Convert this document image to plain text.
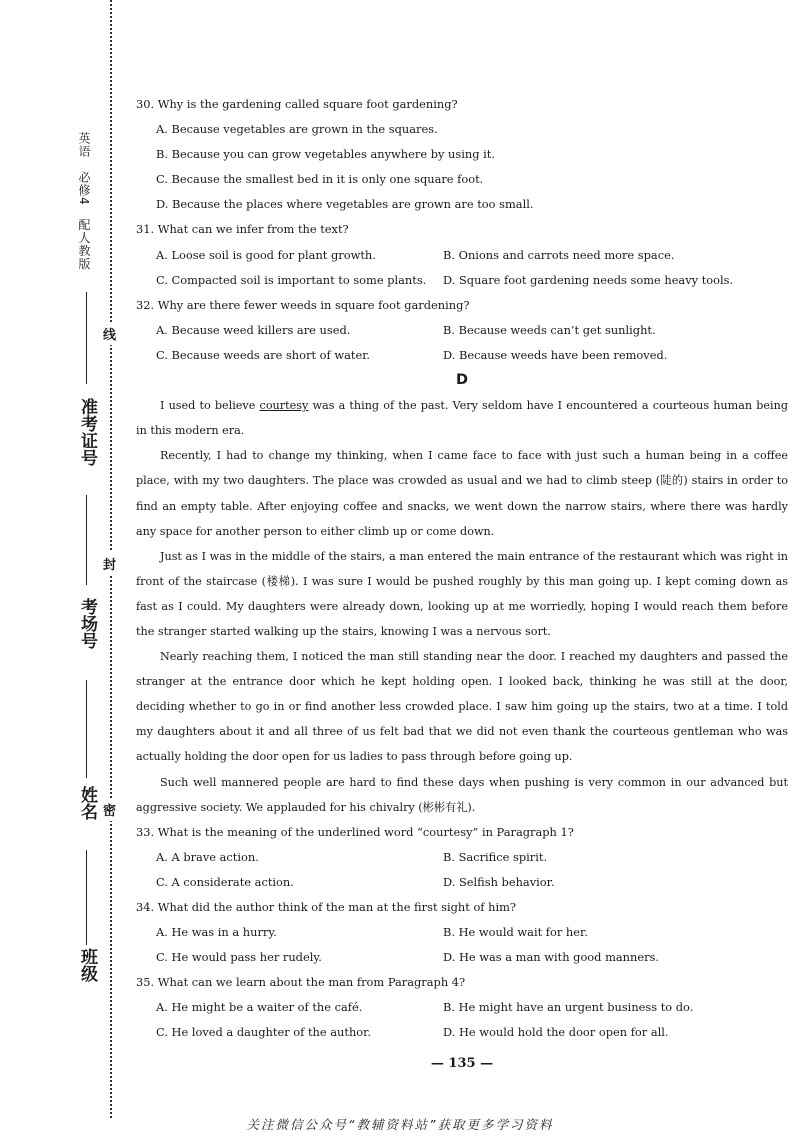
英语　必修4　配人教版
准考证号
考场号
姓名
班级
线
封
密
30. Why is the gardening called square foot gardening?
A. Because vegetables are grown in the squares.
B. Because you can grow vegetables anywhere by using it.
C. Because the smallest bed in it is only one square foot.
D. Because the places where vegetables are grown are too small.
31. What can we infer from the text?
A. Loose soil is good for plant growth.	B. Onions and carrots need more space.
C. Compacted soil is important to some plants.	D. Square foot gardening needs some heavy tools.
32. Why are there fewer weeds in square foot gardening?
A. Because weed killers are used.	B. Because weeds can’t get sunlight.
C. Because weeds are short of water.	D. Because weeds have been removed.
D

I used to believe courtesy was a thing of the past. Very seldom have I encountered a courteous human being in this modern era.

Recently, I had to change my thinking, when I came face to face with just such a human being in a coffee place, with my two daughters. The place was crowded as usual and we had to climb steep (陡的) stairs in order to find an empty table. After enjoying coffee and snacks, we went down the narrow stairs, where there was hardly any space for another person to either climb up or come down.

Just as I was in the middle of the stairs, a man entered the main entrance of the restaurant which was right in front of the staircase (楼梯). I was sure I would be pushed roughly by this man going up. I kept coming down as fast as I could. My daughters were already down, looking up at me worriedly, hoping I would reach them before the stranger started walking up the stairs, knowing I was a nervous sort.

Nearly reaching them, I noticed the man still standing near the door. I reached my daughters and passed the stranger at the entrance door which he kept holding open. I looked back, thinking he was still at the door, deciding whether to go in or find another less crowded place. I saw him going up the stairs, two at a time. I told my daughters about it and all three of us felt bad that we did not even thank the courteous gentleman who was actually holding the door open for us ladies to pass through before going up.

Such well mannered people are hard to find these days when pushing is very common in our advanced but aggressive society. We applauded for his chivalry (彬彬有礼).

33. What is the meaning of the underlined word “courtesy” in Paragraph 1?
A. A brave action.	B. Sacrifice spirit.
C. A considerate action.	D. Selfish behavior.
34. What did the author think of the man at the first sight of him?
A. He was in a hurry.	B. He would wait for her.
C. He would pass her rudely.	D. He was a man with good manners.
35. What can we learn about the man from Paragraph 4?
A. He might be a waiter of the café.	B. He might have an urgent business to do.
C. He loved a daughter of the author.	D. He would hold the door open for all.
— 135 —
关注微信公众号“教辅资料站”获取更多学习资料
________________________________________
## [What the exercise asks]
Will you restate every entry word for word and omit the images?

## [Task answer]
Convert this document image to plain text.
英语　必修4　配人教版
准考证号
考场号
姓名
班级
线
封
密
30. Why is the gardening called square foot gardening?
A. Because vegetables are grown in the squares.
B. Because you can grow vegetables anywhere by using it.
C. Because the smallest bed in it is only one square foot.
D. Because the places where vegetables are grown are too small.
31. What can we infer from the text?
A. Loose soil is good for plant growth.	B. Onions and carrots need more space.
C. Compacted soil is important to some plants.	D. Square foot gardening needs some heavy tools.
32. Why are there fewer weeds in square foot gardening?
A. Because weed killers are used.	B. Because weeds can’t get sunlight.
C. Because weeds are short of water.	D. Because weeds have been removed.
D

I used to believe courtesy was a thing of the past. Very seldom have I encountered a courteous human being in this modern era.

Recently, I had to change my thinking, when I came face to face with just such a human being in a coffee place, with my two daughters. The place was crowded as usual and we had to climb steep (陡的) stairs in order to find an empty table. After enjoying coffee and snacks, we went down the narrow stairs, where there was hardly any space for another person to either climb up or come down.

Just as I was in the middle of the stairs, a man entered the main entrance of the restaurant which was right in front of the staircase (楼梯). I was sure I would be pushed roughly by this man going up. I kept coming down as fast as I could. My daughters were already down, looking up at me worriedly, hoping I would reach them before the stranger started walking up the stairs, knowing I was a nervous sort.

Nearly reaching them, I noticed the man still standing near the door. I reached my daughters and passed the stranger at the entrance door which he kept holding open. I looked back, thinking he was still at the door, deciding whether to go in or find another less crowded place. I saw him going up the stairs, two at a time. I told my daughters about it and all three of us felt bad that we did not even thank the courteous gentleman who was actually holding the door open for us ladies to pass through before going up.

Such well mannered people are hard to find these days when pushing is very common in our advanced but aggressive society. We applauded for his chivalry (彬彬有礼).

33. What is the meaning of the underlined word “courtesy” in Paragraph 1?
A. A brave action.	B. Sacrifice spirit.
C. A considerate action.	D. Selfish behavior.
34. What did the author think of the man at the first sight of him?
A. He was in a hurry.	B. He would wait for her.
C. He would pass her rudely.	D. He was a man with good manners.
35. What can we learn about the man from Paragraph 4?
A. He might be a waiter of the café.	B. He might have an urgent business to do.
C. He loved a daughter of the author.	D. He would hold the door open for all.
— 135 —
关注微信公众号“教辅资料站”获取更多学习资料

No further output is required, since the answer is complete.